#### Required task:
Work through the material below line by line and say how many lines include the word "Тасование". Only the number, please.

# Start of Data entries

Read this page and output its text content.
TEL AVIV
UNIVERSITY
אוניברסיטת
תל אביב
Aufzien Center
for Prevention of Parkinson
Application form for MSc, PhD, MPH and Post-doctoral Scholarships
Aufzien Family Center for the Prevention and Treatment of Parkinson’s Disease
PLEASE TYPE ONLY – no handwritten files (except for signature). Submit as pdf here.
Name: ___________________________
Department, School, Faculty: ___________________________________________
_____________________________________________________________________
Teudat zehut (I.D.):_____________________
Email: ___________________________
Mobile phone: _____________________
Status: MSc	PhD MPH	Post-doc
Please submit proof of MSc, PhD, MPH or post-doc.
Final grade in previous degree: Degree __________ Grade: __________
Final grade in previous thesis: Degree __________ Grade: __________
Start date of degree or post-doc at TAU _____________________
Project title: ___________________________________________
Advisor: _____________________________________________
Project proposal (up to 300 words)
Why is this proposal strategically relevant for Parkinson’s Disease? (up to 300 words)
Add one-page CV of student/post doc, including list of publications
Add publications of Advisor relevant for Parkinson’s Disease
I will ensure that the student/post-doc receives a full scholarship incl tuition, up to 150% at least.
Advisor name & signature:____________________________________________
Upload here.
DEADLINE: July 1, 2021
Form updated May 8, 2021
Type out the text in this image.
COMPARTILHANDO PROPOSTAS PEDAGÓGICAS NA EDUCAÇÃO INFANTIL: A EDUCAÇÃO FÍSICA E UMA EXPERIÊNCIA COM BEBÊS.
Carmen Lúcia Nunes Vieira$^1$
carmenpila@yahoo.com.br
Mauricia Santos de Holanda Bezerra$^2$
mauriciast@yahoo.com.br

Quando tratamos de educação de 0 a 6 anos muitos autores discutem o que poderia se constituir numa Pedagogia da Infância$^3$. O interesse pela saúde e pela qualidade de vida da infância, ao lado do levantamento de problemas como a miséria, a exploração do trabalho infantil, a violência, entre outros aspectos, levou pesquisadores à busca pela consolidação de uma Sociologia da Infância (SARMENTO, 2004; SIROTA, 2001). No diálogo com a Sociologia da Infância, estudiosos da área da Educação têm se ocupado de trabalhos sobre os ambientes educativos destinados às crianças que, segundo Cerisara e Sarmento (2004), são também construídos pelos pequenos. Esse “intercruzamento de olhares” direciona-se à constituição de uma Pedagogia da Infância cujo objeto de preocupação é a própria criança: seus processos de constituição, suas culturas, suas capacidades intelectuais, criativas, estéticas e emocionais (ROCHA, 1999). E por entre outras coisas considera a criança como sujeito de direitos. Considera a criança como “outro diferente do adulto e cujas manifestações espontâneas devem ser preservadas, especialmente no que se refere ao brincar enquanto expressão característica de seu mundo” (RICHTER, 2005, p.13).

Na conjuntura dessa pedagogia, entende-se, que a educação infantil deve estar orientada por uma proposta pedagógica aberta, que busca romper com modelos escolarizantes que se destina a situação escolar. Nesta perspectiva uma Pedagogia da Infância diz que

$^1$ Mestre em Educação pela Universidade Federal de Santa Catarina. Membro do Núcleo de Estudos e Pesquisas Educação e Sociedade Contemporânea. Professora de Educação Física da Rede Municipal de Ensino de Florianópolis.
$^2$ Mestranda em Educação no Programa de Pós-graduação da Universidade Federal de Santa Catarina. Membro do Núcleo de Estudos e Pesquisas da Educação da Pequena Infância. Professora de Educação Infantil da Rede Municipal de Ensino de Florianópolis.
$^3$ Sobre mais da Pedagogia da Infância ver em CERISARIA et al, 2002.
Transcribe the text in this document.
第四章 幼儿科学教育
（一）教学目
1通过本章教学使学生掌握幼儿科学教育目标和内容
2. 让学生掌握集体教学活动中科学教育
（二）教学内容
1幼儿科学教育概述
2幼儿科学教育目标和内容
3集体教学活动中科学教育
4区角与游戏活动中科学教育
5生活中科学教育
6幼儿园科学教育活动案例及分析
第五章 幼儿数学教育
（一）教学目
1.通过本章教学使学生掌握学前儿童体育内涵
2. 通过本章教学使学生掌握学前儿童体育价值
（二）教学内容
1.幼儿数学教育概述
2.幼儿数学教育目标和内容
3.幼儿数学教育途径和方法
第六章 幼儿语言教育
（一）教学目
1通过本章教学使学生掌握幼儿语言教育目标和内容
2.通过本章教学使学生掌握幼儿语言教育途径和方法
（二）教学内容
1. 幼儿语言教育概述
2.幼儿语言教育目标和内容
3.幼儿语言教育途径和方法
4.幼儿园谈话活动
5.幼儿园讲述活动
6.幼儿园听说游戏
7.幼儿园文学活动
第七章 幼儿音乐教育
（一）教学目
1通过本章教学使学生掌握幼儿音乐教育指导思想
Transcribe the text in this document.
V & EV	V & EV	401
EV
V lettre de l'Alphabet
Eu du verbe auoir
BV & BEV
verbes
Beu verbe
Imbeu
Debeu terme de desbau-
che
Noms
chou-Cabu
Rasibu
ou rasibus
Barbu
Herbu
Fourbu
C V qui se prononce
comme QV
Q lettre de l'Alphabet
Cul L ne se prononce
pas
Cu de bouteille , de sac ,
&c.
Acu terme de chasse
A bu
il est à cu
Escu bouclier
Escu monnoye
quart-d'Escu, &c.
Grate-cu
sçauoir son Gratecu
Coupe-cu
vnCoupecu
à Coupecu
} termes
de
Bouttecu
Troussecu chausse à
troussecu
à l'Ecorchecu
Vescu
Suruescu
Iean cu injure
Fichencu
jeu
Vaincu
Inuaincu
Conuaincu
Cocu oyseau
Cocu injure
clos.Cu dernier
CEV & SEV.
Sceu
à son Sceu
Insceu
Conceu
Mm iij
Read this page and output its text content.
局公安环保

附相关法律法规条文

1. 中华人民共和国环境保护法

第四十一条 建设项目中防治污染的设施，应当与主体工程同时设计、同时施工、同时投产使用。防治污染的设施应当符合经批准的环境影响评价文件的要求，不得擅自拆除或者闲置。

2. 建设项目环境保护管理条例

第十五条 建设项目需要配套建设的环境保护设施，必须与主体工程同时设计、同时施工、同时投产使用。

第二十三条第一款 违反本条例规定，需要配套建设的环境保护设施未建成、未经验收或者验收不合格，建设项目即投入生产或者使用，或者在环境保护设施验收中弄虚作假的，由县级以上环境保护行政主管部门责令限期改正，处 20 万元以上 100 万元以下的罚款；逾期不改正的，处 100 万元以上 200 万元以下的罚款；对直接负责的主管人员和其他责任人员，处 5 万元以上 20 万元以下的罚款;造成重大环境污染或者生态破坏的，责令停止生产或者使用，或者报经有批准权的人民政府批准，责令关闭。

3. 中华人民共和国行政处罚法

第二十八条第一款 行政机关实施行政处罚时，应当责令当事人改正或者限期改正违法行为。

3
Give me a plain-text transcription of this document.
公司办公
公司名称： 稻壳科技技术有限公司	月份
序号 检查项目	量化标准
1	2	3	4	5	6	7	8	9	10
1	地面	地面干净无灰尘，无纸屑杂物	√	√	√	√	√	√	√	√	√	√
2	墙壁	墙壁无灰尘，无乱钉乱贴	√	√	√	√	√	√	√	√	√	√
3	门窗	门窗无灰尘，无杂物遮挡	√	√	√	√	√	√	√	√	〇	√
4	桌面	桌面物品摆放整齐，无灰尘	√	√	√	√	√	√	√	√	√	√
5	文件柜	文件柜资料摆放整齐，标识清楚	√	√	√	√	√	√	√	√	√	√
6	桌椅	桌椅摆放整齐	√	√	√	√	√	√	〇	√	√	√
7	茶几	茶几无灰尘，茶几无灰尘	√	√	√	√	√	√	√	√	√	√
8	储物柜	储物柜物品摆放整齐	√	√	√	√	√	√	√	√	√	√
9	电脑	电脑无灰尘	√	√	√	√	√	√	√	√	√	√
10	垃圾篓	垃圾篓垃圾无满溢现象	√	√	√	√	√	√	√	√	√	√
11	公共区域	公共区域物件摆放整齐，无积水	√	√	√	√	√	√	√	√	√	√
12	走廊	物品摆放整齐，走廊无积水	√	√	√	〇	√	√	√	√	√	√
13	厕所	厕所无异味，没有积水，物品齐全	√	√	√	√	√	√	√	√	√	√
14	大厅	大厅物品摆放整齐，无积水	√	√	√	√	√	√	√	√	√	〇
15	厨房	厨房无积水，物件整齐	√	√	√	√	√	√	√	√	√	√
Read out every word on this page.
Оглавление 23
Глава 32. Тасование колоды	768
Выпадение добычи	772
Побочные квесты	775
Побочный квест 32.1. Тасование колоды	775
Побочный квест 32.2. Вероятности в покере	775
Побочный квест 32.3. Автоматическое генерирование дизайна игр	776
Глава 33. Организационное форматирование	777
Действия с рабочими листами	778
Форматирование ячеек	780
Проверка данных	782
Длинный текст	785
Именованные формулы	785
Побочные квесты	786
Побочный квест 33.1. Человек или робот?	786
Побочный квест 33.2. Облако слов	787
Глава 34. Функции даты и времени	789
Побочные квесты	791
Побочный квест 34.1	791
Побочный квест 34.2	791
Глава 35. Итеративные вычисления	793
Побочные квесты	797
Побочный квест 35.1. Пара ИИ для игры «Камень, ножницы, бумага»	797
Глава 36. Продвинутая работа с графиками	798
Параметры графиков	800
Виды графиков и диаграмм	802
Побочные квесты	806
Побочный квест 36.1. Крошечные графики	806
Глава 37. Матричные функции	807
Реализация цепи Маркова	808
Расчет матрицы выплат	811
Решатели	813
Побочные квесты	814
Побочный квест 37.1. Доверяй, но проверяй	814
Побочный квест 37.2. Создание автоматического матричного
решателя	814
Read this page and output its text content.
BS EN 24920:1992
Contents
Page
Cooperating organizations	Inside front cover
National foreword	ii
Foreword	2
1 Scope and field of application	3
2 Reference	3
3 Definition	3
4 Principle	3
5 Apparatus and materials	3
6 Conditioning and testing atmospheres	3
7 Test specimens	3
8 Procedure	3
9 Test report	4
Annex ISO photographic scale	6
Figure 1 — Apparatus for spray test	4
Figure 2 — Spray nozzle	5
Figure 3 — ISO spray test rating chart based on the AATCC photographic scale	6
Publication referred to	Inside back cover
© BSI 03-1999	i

# End of Data entries

#### Response to the exercise:
2